EXTRACTED ENTRIES —

· · · ·

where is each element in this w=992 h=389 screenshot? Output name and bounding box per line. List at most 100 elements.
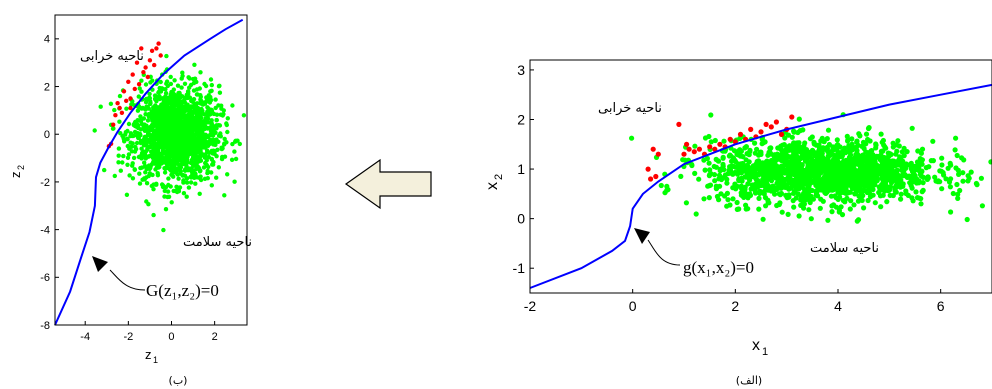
safe-point [152,96,158,102]
safe-point [851,173,857,179]
safe-point [954,152,960,159]
safe-point [935,178,941,184]
safe-point [183,142,188,147]
failure-points-series [645,114,795,182]
safe-point [125,162,130,167]
safe-point [135,118,140,123]
y-tick-label: -1 [513,260,526,276]
safe-point [823,189,830,195]
safe-point [978,175,985,181]
safe-point [849,136,855,142]
failure-point [712,146,718,152]
safe-point [165,121,171,126]
safe-point [883,145,889,151]
failure-point [778,131,785,137]
safe-point [145,118,151,123]
safe-point [116,153,121,158]
safe-point [736,178,742,184]
safe-point [720,163,726,169]
x-tick-label: 2 [731,298,739,314]
safe-point [161,227,166,233]
safe-point [131,133,137,138]
safe-point [118,131,123,136]
failure-point [645,166,651,172]
safe-point [797,162,804,168]
safe-point [808,170,814,176]
safe-point [801,143,807,149]
safe-point [207,100,213,105]
safe-point [214,175,219,180]
safe-point [143,100,149,105]
y-tick-label: -6 [40,272,50,284]
svg-text:z: z [145,347,152,362]
safe-point [166,162,171,167]
safe-point [163,99,169,105]
failure-point [650,146,656,152]
safe-point [890,170,896,176]
safe-point [795,169,801,175]
y-axis-ticks: -1 0 1 2 3 [513,62,534,276]
failure-point [727,136,733,142]
safe-point [216,103,221,108]
safe-point [785,211,791,217]
safe-point [773,157,779,163]
safe-point [752,190,759,196]
plot-frame [54,14,248,326]
safe-point [125,155,131,160]
safe-point [919,169,925,175]
safe-point [214,118,219,123]
safe-point [190,125,196,130]
safe-point [724,176,730,182]
safe-point [808,187,814,194]
safe-point [206,139,212,144]
safe-point [716,172,723,178]
safe-point [831,184,837,190]
safe-point [176,187,181,192]
failure-point [748,126,754,132]
safe-point [112,173,118,179]
safe-point [222,193,227,198]
safe-point [737,153,744,159]
safe-point [706,160,712,166]
safe-point [744,162,750,168]
safe-point [947,160,953,166]
safe-point [702,167,708,173]
safe-point [819,159,825,166]
safe-point [174,167,179,172]
safe-point [151,150,157,155]
safe-point [139,106,144,111]
safe-point [144,123,149,128]
safe-point [174,149,179,155]
safe-point [964,216,970,223]
safe-point [743,206,749,212]
pointer-arrowhead [634,228,650,244]
safe-point [716,197,722,203]
safe-point [864,161,870,168]
safe-point [208,132,214,138]
safe-point [730,196,736,202]
safe-point [219,106,224,111]
x-axis-ticks: -4 -2 0 2 [80,321,218,343]
safe-point [765,161,771,167]
safe-point [139,121,145,127]
safe-point [854,218,860,224]
safe-point [164,79,170,84]
safe-point [206,154,211,160]
safe-point [235,138,240,143]
safe-point [170,170,176,175]
safe-point [953,135,959,141]
safe-point [170,154,176,159]
safe-point [737,135,743,141]
safe-point [180,70,185,75]
safe-point [756,195,762,201]
safe-point [748,186,754,192]
safe-point [711,172,718,178]
safe-point [760,176,766,182]
safe-point [167,105,173,111]
safe-point [658,182,664,189]
safe-point [956,171,962,177]
safe-point [842,145,848,151]
safe-point [889,178,895,184]
safe-point [701,196,707,202]
safe-point [812,174,818,180]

· · · ·

GOAL — Output the data above again line for line, unchanged, but leave out the pictures.

TASK ANSWER —
where is each element in this w=992 h=389 screenshot? Output name and bounding box per line. List at most 100 elements.
safe-point [152,96,158,102]
safe-point [851,173,857,179]
safe-point [954,152,960,159]
safe-point [935,178,941,184]
safe-point [183,142,188,147]
failure-points-series [645,114,795,182]
safe-point [125,162,130,167]
safe-point [135,118,140,123]
y-tick-label: -1 [513,260,526,276]
safe-point [823,189,830,195]
safe-point [978,175,985,181]
safe-point [849,136,855,142]
failure-point [712,146,718,152]
safe-point [165,121,171,126]
safe-point [883,145,889,151]
failure-point [778,131,785,137]
safe-point [145,118,151,123]
safe-point [116,153,121,158]
safe-point [736,178,742,184]
safe-point [720,163,726,169]
x-tick-label: 2 [731,298,739,314]
safe-point [161,227,166,233]
safe-point [131,133,137,138]
safe-point [118,131,123,136]
failure-point [645,166,651,172]
safe-point [797,162,804,168]
safe-point [808,170,814,176]
safe-point [801,143,807,149]
safe-point [207,100,213,105]
safe-point [214,175,219,180]
safe-point [143,100,149,105]
y-tick-label: -6 [40,272,50,284]
svg-text:z: z [145,347,152,362]
safe-point [166,162,171,167]
safe-point [163,99,169,105]
failure-point [650,146,656,152]
safe-point [890,170,896,176]
safe-point [795,169,801,175]
y-axis-ticks: -1 0 1 2 3 [513,62,534,276]
failure-point [727,136,733,142]
safe-point [216,103,221,108]
safe-point [785,211,791,217]
safe-point [773,157,779,163]
safe-point [752,190,759,196]
plot-frame [54,14,248,326]
safe-point [125,155,131,160]
safe-point [919,169,925,175]
safe-point [214,118,219,123]
safe-point [190,125,196,130]
safe-point [724,176,730,182]
safe-point [808,187,814,194]
safe-point [206,139,212,144]
safe-point [716,172,723,178]
safe-point [831,184,837,190]
safe-point [176,187,181,192]
failure-point [748,126,754,132]
safe-point [112,173,118,179]
safe-point [222,193,227,198]
safe-point [737,153,744,159]
safe-point [706,160,712,166]
safe-point [744,162,750,168]
safe-point [947,160,953,166]
safe-point [702,167,708,173]
safe-point [819,159,825,166]
safe-point [174,167,179,172]
safe-point [151,150,157,155]
safe-point [139,106,144,111]
safe-point [144,123,149,128]
safe-point [174,149,179,155]
safe-point [964,216,970,223]
safe-point [743,206,749,212]
pointer-arrowhead [634,228,650,244]
safe-point [716,197,722,203]
safe-point [864,161,870,168]
safe-point [208,132,214,138]
safe-point [730,196,736,202]
safe-point [219,106,224,111]
x-axis-ticks: -4 -2 0 2 [80,321,218,343]
safe-point [765,161,771,167]
safe-point [139,121,145,127]
safe-point [854,218,860,224]
safe-point [164,79,170,84]
safe-point [206,154,211,160]
safe-point [235,138,240,143]
safe-point [170,170,176,175]
safe-point [953,135,959,141]
safe-point [170,154,176,159]
safe-point [737,135,743,141]
safe-point [180,70,185,75]
safe-point [756,195,762,201]
safe-point [748,186,754,192]
safe-point [711,172,718,178]
safe-point [760,176,766,182]
safe-point [167,105,173,111]
safe-point [658,182,664,189]
safe-point [956,171,962,177]
safe-point [842,145,848,151]
safe-point [889,178,895,184]
safe-point [701,196,707,202]
safe-point [812,174,818,180]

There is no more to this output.